SET TASK » In your copy, repeat the records exactly and leave out the pictures.

Records contained in a dataset »

= = =

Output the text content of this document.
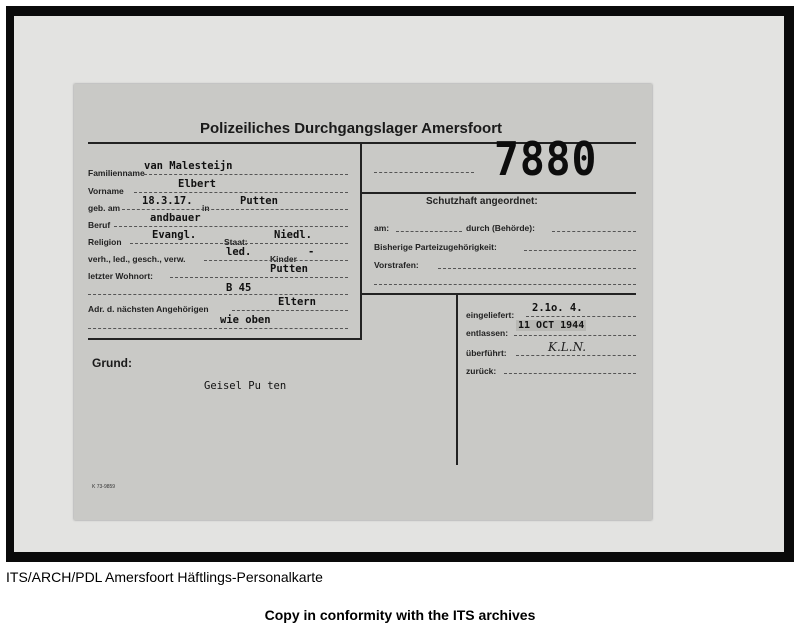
Polizeiliches Durchgangslager Amersfoort
7880
Familienname
van Malesteijn
Vorname
Elbert
geb. am
18.3.17.
in
Putten
Beruf
andbauer
Religion
Evangl.
Staat:
Niedl.
verh., led., gesch., verw.
led.
Kinder
-
letzter Wohnort:
Putten
B 45
Adr. d. nächsten Angehörigen
Eltern
wie oben
Schutzhaft angeordnet:
am:	durch (Behörde):
Bisherige Parteizugehörigkeit:
Vorstrafen:
eingeliefert:
2.1o. 4.
entlassen:
11 OCT 1944
überführt:	K.L.N.
zurück:
Grund:
Geisel Pu ten
K 73-9859
ITS/ARCH/PDL Amersfoort Häftlings-Personalkarte
Copy in conformity with the ITS archives
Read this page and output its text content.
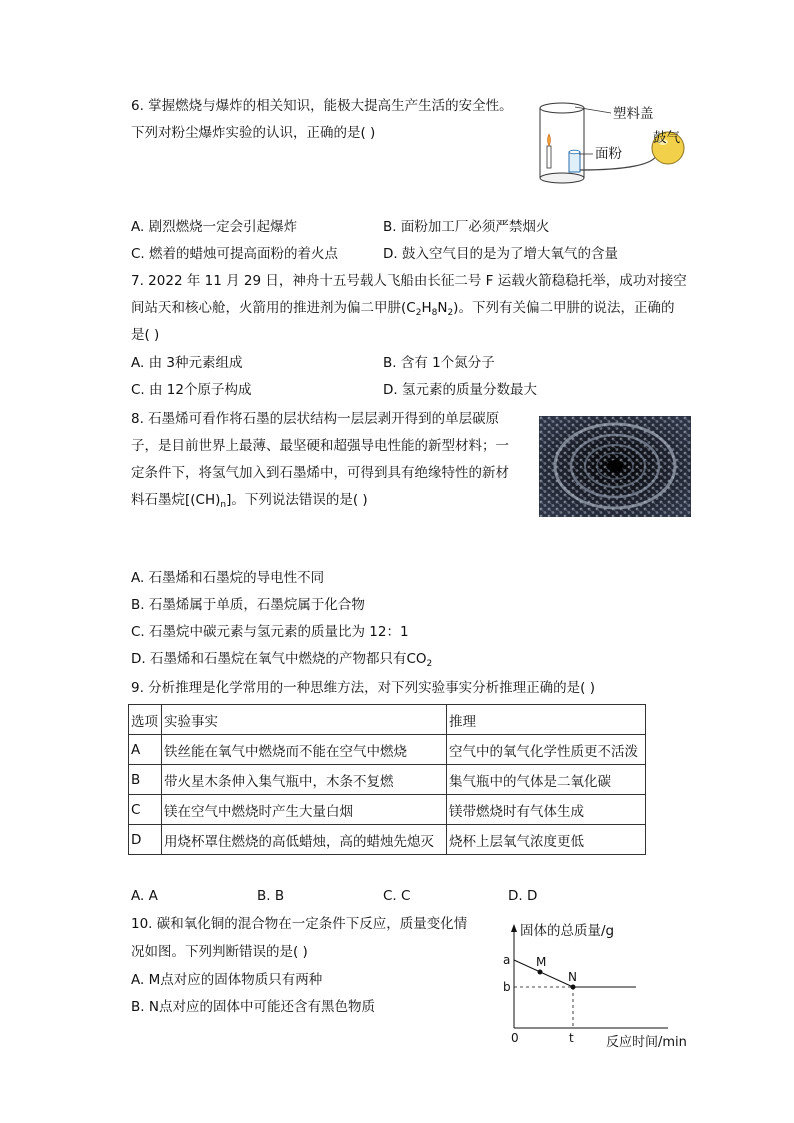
6. 掌握燃烧与爆炸的相关知识，能极大提高生产生活的安全性。
下列对粉尘爆炸实验的认识，正确的是( )
塑料盖
面粉
鼓气
A. 剧烈燃烧一定会引起爆炸	B. 面粉加工厂必须严禁烟火
C. 燃着的蜡烛可提高面粉的着火点	D. 鼓入空气目的是为了增大氧气的含量
7. 2022 年 11 月 29 日，神舟十五号载人飞船由长征二号 F 运载火箭稳稳托举，成功对接空
间站天和核心舱，火箭用的推进剂为偏二甲肼$(C_2H_8N_2)$。下列有关偏二甲肼的说法，正确的
是( )
A. 由 3种元素组成	B. 含有 1个氮分子
C. 由 12个原子构成	D. 氢元素的质量分数最大
8. 石墨烯可看作将石墨的层状结构一层层剥开得到的单层碳原
子，是目前世界上最薄、最坚硬和超强导电性能的新型材料；一
定条件下，将氢气加入到石墨烯中，可得到具有绝缘特性的新材
料石墨烷$[(CH)_n]$。下列说法错误的是( )
A. 石墨烯和石墨烷的导电性不同
B. 石墨烯属于单质，石墨烷属于化合物
C. 石墨烷中碳元素与氢元素的质量比为 12：1
D. 石墨烯和石墨烷在氧气中燃烧的产物都只有$CO_2$
9. 分析推理是化学常用的一种思维方法，对下列实验事实分析推理正确的是( )
选项	实验事实	推理
A	铁丝能在氧气中燃烧而不能在空气中燃烧	空气中的氧气化学性质更不活泼
B	带火星木条伸入集气瓶中，木条不复燃	集气瓶中的气体是二氧化碳
C	镁在空气中燃烧时产生大量白烟	镁带燃烧时有气体生成
D	用烧杯罩住燃烧的高低蜡烛，高的蜡烛先熄灭	烧杯上层氧气浓度更低
A. A	B. B	C. C	D. D
10. 碳和氧化铜的混合物在一定条件下反应，质量变化情
况如图。下列判断错误的是( )
A. M点对应的固体物质只有两种
B. N点对应的固体中可能还含有黑色物质
固体的总质量/g
a
b
M
N
0	t 反应时间/min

= = =

ANSWER BELOW »
Output the text content of this document.
Polizeiliches Durchgangslager Amersfoort
7880
Familienname
van Malesteijn
Vorname
Elbert
geb. am
18.3.17.
in
Putten
Beruf
andbauer
Religion
Evangl.
Staat:
Niedl.
verh., led., gesch., verw.
led.
Kinder
-
letzter Wohnort:
Putten
B 45
Adr. d. nächsten Angehörigen
Eltern
wie oben
Schutzhaft angeordnet:
am:	durch (Behörde):
Bisherige Parteizugehörigkeit:
Vorstrafen:
eingeliefert:
2.1o. 4.
entlassen:
11 OCT 1944
überführt:	K.L.N.
zurück:
Grund:
Geisel Pu ten
K 73-9859
ITS/ARCH/PDL Amersfoort Häftlings-Personalkarte
Copy in conformity with the ITS archives
Read this page and output its text content.
6. 掌握燃烧与爆炸的相关知识，能极大提高生产生活的安全性。
下列对粉尘爆炸实验的认识，正确的是( )
塑料盖
面粉
鼓气
A. 剧烈燃烧一定会引起爆炸	B. 面粉加工厂必须严禁烟火
C. 燃着的蜡烛可提高面粉的着火点	D. 鼓入空气目的是为了增大氧气的含量
7. 2022 年 11 月 29 日，神舟十五号载人飞船由长征二号 F 运载火箭稳稳托举，成功对接空
间站天和核心舱，火箭用的推进剂为偏二甲肼$(C_2H_8N_2)$。下列有关偏二甲肼的说法，正确的
是( )
A. 由 3种元素组成	B. 含有 1个氮分子
C. 由 12个原子构成	D. 氢元素的质量分数最大
8. 石墨烯可看作将石墨的层状结构一层层剥开得到的单层碳原
子，是目前世界上最薄、最坚硬和超强导电性能的新型材料；一
定条件下，将氢气加入到石墨烯中，可得到具有绝缘特性的新材
料石墨烷$[(CH)_n]$。下列说法错误的是( )
A. 石墨烯和石墨烷的导电性不同
B. 石墨烯属于单质，石墨烷属于化合物
C. 石墨烷中碳元素与氢元素的质量比为 12：1
D. 石墨烯和石墨烷在氧气中燃烧的产物都只有$CO_2$
9. 分析推理是化学常用的一种思维方法，对下列实验事实分析推理正确的是( )
选项	实验事实	推理
A	铁丝能在氧气中燃烧而不能在空气中燃烧	空气中的氧气化学性质更不活泼
B	带火星木条伸入集气瓶中，木条不复燃	集气瓶中的气体是二氧化碳
C	镁在空气中燃烧时产生大量白烟	镁带燃烧时有气体生成
D	用烧杯罩住燃烧的高低蜡烛，高的蜡烛先熄灭	烧杯上层氧气浓度更低
A. A	B. B	C. C	D. D
10. 碳和氧化铜的混合物在一定条件下反应，质量变化情
况如图。下列判断错误的是( )
A. M点对应的固体物质只有两种
B. N点对应的固体中可能还含有黑色物质
固体的总质量/g
a
b
M
N
0	t 反应时间/min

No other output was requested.